__Entries supplied__.
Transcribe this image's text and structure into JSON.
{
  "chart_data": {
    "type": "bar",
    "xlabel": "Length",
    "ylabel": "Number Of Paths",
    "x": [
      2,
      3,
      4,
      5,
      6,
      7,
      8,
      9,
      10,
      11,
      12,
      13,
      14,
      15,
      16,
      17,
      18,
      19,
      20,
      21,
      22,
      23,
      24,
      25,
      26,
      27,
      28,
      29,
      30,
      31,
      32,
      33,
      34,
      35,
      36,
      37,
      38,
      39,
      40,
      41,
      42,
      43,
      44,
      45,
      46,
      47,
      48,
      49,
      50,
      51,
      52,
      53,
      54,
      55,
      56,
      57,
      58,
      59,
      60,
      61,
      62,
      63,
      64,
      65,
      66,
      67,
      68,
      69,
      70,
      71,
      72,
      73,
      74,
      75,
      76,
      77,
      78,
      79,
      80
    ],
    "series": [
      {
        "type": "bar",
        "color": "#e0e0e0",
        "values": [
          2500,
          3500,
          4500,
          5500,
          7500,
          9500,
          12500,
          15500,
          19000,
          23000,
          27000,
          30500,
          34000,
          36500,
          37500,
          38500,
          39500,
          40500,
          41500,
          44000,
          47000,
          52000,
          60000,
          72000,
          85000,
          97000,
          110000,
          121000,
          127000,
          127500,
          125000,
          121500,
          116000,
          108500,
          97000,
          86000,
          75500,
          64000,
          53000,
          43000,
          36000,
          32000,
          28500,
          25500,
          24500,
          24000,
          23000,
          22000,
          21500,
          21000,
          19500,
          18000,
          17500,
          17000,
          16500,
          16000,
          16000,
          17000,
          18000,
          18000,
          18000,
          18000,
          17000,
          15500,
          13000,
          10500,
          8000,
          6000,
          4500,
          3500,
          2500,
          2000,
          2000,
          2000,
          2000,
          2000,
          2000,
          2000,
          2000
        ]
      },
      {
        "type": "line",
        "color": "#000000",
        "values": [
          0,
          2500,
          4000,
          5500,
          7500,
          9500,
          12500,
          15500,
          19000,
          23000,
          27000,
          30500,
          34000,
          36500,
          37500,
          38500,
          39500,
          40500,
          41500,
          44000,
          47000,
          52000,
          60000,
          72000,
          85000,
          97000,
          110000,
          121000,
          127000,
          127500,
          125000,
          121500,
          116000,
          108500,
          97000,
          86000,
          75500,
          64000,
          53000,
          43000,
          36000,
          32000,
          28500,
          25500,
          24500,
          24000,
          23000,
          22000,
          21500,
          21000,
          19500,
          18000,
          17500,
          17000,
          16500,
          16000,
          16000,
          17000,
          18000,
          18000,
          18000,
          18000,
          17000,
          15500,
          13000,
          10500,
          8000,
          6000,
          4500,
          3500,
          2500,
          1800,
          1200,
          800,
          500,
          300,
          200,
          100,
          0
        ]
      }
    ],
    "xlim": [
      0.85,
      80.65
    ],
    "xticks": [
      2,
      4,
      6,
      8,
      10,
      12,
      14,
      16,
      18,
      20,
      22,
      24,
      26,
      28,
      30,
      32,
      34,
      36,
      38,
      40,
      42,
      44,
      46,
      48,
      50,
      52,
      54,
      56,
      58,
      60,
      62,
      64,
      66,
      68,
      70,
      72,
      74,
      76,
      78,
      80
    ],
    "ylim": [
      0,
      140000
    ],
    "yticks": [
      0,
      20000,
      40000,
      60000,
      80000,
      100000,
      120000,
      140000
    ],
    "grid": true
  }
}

__Exercise__.
The records above must be repeated exactly, every one of them.

__Answer in full__.
Transcribe this image's text and structure into JSON.
{
  "chart_data": {
    "type": "bar",
    "xlabel": "Length",
    "ylabel": "Number Of Paths",
    "x": [
      2,
      3,
      4,
      5,
      6,
      7,
      8,
      9,
      10,
      11,
      12,
      13,
      14,
      15,
      16,
      17,
      18,
      19,
      20,
      21,
      22,
      23,
      24,
      25,
      26,
      27,
      28,
      29,
      30,
      31,
      32,
      33,
      34,
      35,
      36,
      37,
      38,
      39,
      40,
      41,
      42,
      43,
      44,
      45,
      46,
      47,
      48,
      49,
      50,
      51,
      52,
      53,
      54,
      55,
      56,
      57,
      58,
      59,
      60,
      61,
      62,
      63,
      64,
      65,
      66,
      67,
      68,
      69,
      70,
      71,
      72,
      73,
      74,
      75,
      76,
      77,
      78,
      79,
      80
    ],
    "series": [
      {
        "type": "bar",
        "color": "#e0e0e0",
        "values": [
          2500,
          3500,
          4500,
          5500,
          7500,
          9500,
          12500,
          15500,
          19000,
          23000,
          27000,
          30500,
          34000,
          36500,
          37500,
          38500,
          39500,
          40500,
          41500,
          44000,
          47000,
          52000,
          60000,
          72000,
          85000,
          97000,
          110000,
          121000,
          127000,
          127500,
          125000,
          121500,
          116000,
          108500,
          97000,
          86000,
          75500,
          64000,
          53000,
          43000,
          36000,
          32000,
          28500,
          25500,
          24500,
          24000,
          23000,
          22000,
          21500,
          21000,
          19500,
          18000,
          17500,
          17000,
          16500,
          16000,
          16000,
          17000,
          18000,
          18000,
          18000,
          18000,
          17000,
          15500,
          13000,
          10500,
          8000,
          6000,
          4500,
          3500,
          2500,
          2000,
          2000,
          2000,
          2000,
          2000,
          2000,
          2000,
          2000
        ]
      },
      {
        "type": "line",
        "color": "#000000",
        "values": [
          0,
          2500,
          4000,
          5500,
          7500,
          9500,
          12500,
          15500,
          19000,
          23000,
          27000,
          30500,
          34000,
          36500,
          37500,
          38500,
          39500,
          40500,
          41500,
          44000,
          47000,
          52000,
          60000,
          72000,
          85000,
          97000,
          110000,
          121000,
          127000,
          127500,
          125000,
          121500,
          116000,
          108500,
          97000,
          86000,
          75500,
          64000,
          53000,
          43000,
          36000,
          32000,
          28500,
          25500,
          24500,
          24000,
          23000,
          22000,
          21500,
          21000,
          19500,
          18000,
          17500,
          17000,
          16500,
          16000,
          16000,
          17000,
          18000,
          18000,
          18000,
          18000,
          17000,
          15500,
          13000,
          10500,
          8000,
          6000,
          4500,
          3500,
          2500,
          1800,
          1200,
          800,
          500,
          300,
          200,
          100,
          0
        ]
      }
    ],
    "xlim": [
      0.85,
      80.65
    ],
    "xticks": [
      2,
      4,
      6,
      8,
      10,
      12,
      14,
      16,
      18,
      20,
      22,
      24,
      26,
      28,
      30,
      32,
      34,
      36,
      38,
      40,
      42,
      44,
      46,
      48,
      50,
      52,
      54,
      56,
      58,
      60,
      62,
      64,
      66,
      68,
      70,
      72,
      74,
      76,
      78,
      80
    ],
    "ylim": [
      0,
      140000
    ],
    "yticks": [
      0,
      20000,
      40000,
      60000,
      80000,
      100000,
      120000,
      140000
    ],
    "grid": true
  }
}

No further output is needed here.